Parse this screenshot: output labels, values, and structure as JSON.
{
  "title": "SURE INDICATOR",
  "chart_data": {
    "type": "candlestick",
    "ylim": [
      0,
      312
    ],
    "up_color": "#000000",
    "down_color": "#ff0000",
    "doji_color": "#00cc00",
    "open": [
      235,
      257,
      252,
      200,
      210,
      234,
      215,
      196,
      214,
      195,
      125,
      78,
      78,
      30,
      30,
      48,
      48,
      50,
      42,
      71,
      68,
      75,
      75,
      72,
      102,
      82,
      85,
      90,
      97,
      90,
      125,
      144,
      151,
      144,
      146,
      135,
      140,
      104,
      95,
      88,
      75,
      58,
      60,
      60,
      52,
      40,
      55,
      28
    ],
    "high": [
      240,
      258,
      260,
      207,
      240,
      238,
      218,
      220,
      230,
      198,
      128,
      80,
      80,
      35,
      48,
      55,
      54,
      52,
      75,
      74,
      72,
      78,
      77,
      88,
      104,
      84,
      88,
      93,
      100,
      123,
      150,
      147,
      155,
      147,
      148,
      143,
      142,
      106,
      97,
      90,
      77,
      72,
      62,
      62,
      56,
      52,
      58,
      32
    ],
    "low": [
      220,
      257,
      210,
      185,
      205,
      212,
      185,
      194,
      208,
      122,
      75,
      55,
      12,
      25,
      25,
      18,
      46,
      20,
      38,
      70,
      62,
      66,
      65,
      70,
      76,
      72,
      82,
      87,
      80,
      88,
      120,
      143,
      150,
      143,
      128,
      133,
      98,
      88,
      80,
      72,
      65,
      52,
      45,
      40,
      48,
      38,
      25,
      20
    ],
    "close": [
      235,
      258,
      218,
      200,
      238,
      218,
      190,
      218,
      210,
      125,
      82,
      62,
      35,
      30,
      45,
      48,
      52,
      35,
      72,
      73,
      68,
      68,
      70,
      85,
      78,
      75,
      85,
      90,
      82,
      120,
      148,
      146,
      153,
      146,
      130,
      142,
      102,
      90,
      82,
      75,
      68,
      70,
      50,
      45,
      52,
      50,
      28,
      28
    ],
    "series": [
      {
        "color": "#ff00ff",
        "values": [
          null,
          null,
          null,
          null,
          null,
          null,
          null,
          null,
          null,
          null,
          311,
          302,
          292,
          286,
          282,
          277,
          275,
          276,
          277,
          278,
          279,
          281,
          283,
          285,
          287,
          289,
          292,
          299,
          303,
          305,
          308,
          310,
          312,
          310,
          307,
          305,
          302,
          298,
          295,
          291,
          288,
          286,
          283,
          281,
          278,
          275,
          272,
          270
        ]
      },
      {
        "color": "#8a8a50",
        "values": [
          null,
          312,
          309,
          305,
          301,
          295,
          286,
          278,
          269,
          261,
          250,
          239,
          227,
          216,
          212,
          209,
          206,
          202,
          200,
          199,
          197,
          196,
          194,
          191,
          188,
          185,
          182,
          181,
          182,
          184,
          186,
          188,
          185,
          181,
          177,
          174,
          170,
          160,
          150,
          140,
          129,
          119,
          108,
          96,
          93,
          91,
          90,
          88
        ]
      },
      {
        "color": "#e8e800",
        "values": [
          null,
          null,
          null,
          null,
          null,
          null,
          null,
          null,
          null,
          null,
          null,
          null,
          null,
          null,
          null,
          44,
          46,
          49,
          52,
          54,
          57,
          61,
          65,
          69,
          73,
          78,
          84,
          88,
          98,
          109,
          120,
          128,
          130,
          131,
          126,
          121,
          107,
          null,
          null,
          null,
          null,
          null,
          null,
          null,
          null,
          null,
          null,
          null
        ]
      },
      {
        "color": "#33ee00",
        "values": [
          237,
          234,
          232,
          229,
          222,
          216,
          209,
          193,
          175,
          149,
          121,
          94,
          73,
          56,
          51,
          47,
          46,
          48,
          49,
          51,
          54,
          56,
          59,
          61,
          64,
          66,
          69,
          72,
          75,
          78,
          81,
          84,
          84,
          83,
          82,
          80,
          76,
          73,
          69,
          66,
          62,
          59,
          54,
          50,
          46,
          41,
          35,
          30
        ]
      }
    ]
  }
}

* * * * * * * * *

## Task:
Return the listing above in full, character for character.

## Reply to the task:
Parse this screenshot: output labels, values, and structure as JSON.
{
  "title": "SURE INDICATOR",
  "chart_data": {
    "type": "candlestick",
    "ylim": [
      0,
      312
    ],
    "up_color": "#000000",
    "down_color": "#ff0000",
    "doji_color": "#00cc00",
    "open": [
      235,
      257,
      252,
      200,
      210,
      234,
      215,
      196,
      214,
      195,
      125,
      78,
      78,
      30,
      30,
      48,
      48,
      50,
      42,
      71,
      68,
      75,
      75,
      72,
      102,
      82,
      85,
      90,
      97,
      90,
      125,
      144,
      151,
      144,
      146,
      135,
      140,
      104,
      95,
      88,
      75,
      58,
      60,
      60,
      52,
      40,
      55,
      28
    ],
    "high": [
      240,
      258,
      260,
      207,
      240,
      238,
      218,
      220,
      230,
      198,
      128,
      80,
      80,
      35,
      48,
      55,
      54,
      52,
      75,
      74,
      72,
      78,
      77,
      88,
      104,
      84,
      88,
      93,
      100,
      123,
      150,
      147,
      155,
      147,
      148,
      143,
      142,
      106,
      97,
      90,
      77,
      72,
      62,
      62,
      56,
      52,
      58,
      32
    ],
    "low": [
      220,
      257,
      210,
      185,
      205,
      212,
      185,
      194,
      208,
      122,
      75,
      55,
      12,
      25,
      25,
      18,
      46,
      20,
      38,
      70,
      62,
      66,
      65,
      70,
      76,
      72,
      82,
      87,
      80,
      88,
      120,
      143,
      150,
      143,
      128,
      133,
      98,
      88,
      80,
      72,
      65,
      52,
      45,
      40,
      48,
      38,
      25,
      20
    ],
    "close": [
      235,
      258,
      218,
      200,
      238,
      218,
      190,
      218,
      210,
      125,
      82,
      62,
      35,
      30,
      45,
      48,
      52,
      35,
      72,
      73,
      68,
      68,
      70,
      85,
      78,
      75,
      85,
      90,
      82,
      120,
      148,
      146,
      153,
      146,
      130,
      142,
      102,
      90,
      82,
      75,
      68,
      70,
      50,
      45,
      52,
      50,
      28,
      28
    ],
    "series": [
      {
        "color": "#ff00ff",
        "values": [
          null,
          null,
          null,
          null,
          null,
          null,
          null,
          null,
          null,
          null,
          311,
          302,
          292,
          286,
          282,
          277,
          275,
          276,
          277,
          278,
          279,
          281,
          283,
          285,
          287,
          289,
          292,
          299,
          303,
          305,
          308,
          310,
          312,
          310,
          307,
          305,
          302,
          298,
          295,
          291,
          288,
          286,
          283,
          281,
          278,
          275,
          272,
          270
        ]
      },
      {
        "color": "#8a8a50",
        "values": [
          null,
          312,
          309,
          305,
          301,
          295,
          286,
          278,
          269,
          261,
          250,
          239,
          227,
          216,
          212,
          209,
          206,
          202,
          200,
          199,
          197,
          196,
          194,
          191,
          188,
          185,
          182,
          181,
          182,
          184,
          186,
          188,
          185,
          181,
          177,
          174,
          170,
          160,
          150,
          140,
          129,
          119,
          108,
          96,
          93,
          91,
          90,
          88
        ]
      },
      {
        "color": "#e8e800",
        "values": [
          null,
          null,
          null,
          null,
          null,
          null,
          null,
          null,
          null,
          null,
          null,
          null,
          null,
          null,
          null,
          44,
          46,
          49,
          52,
          54,
          57,
          61,
          65,
          69,
          73,
          78,
          84,
          88,
          98,
          109,
          120,
          128,
          130,
          131,
          126,
          121,
          107,
          null,
          null,
          null,
          null,
          null,
          null,
          null,
          null,
          null,
          null,
          null
        ]
      },
      {
        "color": "#33ee00",
        "values": [
          237,
          234,
          232,
          229,
          222,
          216,
          209,
          193,
          175,
          149,
          121,
          94,
          73,
          56,
          51,
          47,
          46,
          48,
          49,
          51,
          54,
          56,
          59,
          61,
          64,
          66,
          69,
          72,
          75,
          78,
          81,
          84,
          84,
          83,
          82,
          80,
          76,
          73,
          69,
          66,
          62,
          59,
          54,
          50,
          46,
          41,
          35,
          30
        ]
      }
    ]
  }
}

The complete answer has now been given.